# Excerpted passage
● ● ●

73205One particular Romanian sweet wine — Grasa de Cotnari — has an important place in wine history. Grasa de Cotnari, Tokaji of Hungary, and Constantia of South Africa were once the most celebrated wines in the world. King of wines, wines of kings, they were the kings of the hill in a world where luscious sweet wines were treasured above all others. Time have changed, however, and wines like these no long rule as they once did.

The thing about Romanian wine is that just when you think you understand it, you discover that there’s another layer and you have to start over.  Sue and I wanted to taste a few Romanian wines before our trip and I hit pay dirt at a local Total Wine store where I discovered several wines made by Cramele Recas, one of Romania’s largest producers (and a Total Wine Winery Direct partner). Two were international varieties (Pinot Gris and Pinot Noir) and two were native Romanian varieties (Feteasca Negra and Feteasca Regala). All were inexpensive — typically $5.99 per bottle or $5.39 as part of a Winery Direct six-bottle purchase.

The Recas wines were clean and well made, with good acidity and varietal character. We shared some with our neighbors, who were surprised at the Pinot Noir given its price. The Recas winemaker has lots of experience producing commercial quality wine at affordable prices. He divides his time between Recas in Romania and a winery in Australia that you might have heard of. It’s called Yellowtail.

But Wait … There’s More

So Romanian wine is cheap but pretty good — a bottom shelf bargain. Is that right? Well, yes it is, but as soon as we arrived in Iasi we discovered another layer. There has been a very strong movement to higher quality since the end of the Communist era and especially since Romania joined  the European Union and opened its doors more widely to international competition.

● ● ●

# What the task requires
Continue the passage on Romanian wine from its last sentence. The listing that follows comes from a different source and has no connection to the text on Romanian wine.

# Supplied information
● ● ●

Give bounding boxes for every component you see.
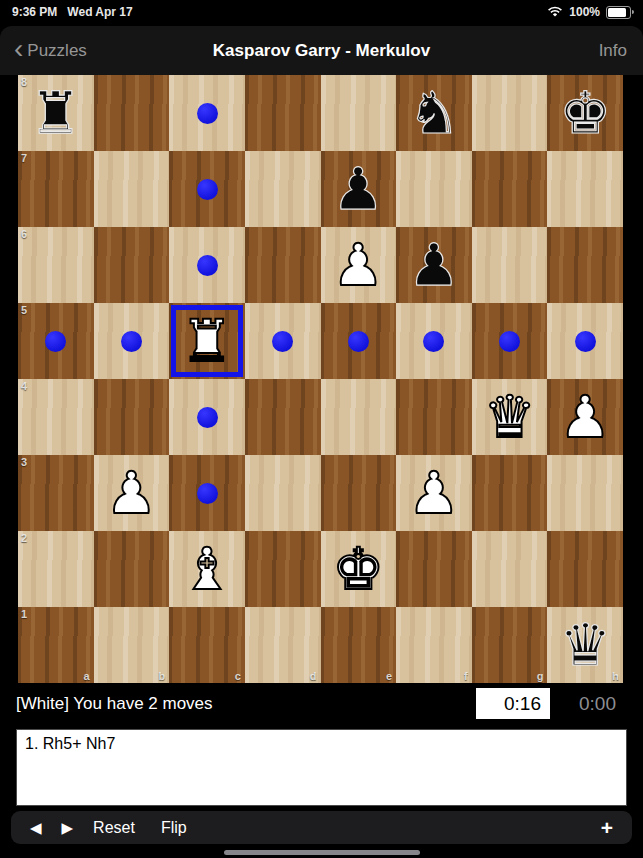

● ● ●

# Answer to the task
The semi-sweet wines that were a mainstay during the Soviet era remain popular. Sugar can be used to cover up a variety of wine flaws, and so sweet wines are often suspect, but we tasted some that were well-made and delicious.  Many producers make both dry and semi-sweet versions of their wines to satisfy the diverse consumer audience. I don’t think these sweetish wines will or should go away, but dry wines are clearly the future and a lot of effort is going into their production.

But which dry wines? Romania is fortunate to have a wine grape treasury that includes a number of indigenous varieties that make distinctive, delicious wines. In the right hands, Feteasca Regala (white), Feteasca Neagra (red) and Busuioaca de Bohotin (rosé) produce exciting wines, for example, and there are other promising varieties.  I admit that my prejudice is for the native grape varieties and not the international varieties that you see everywhere, but it is important to have an open mind.

davinoWe spent a day in the Delau Mare region near Bucharest, which is known for its excellent red wines. Our last stop was Davino, which was Romania’s second privately-owned winery (S.E.R.V.E. was the first). We tasted the Purpura Valahica, which is made from Feteasca Negra clones specifically selected for the local terroir. It was terrific — a wonderful example of just the sort of terroir wine I had my heart set on finding. Romanian grapes, Romanian soil, Romanian wine-maker, even Romanian oak.

But then we tasted a Cabernet Sauvignon and it was wonderful, too, and impressed me even though I was not really interested in international grape varieties. And then came the Domaine Ceptura Rouge — Cab, Merlot, and Feteasca Negra. It was a fascinating fusion. Bottom line: Romanian wine does and should focus on its native varietals, but in an open context that allows winemakers to make the best wines they can.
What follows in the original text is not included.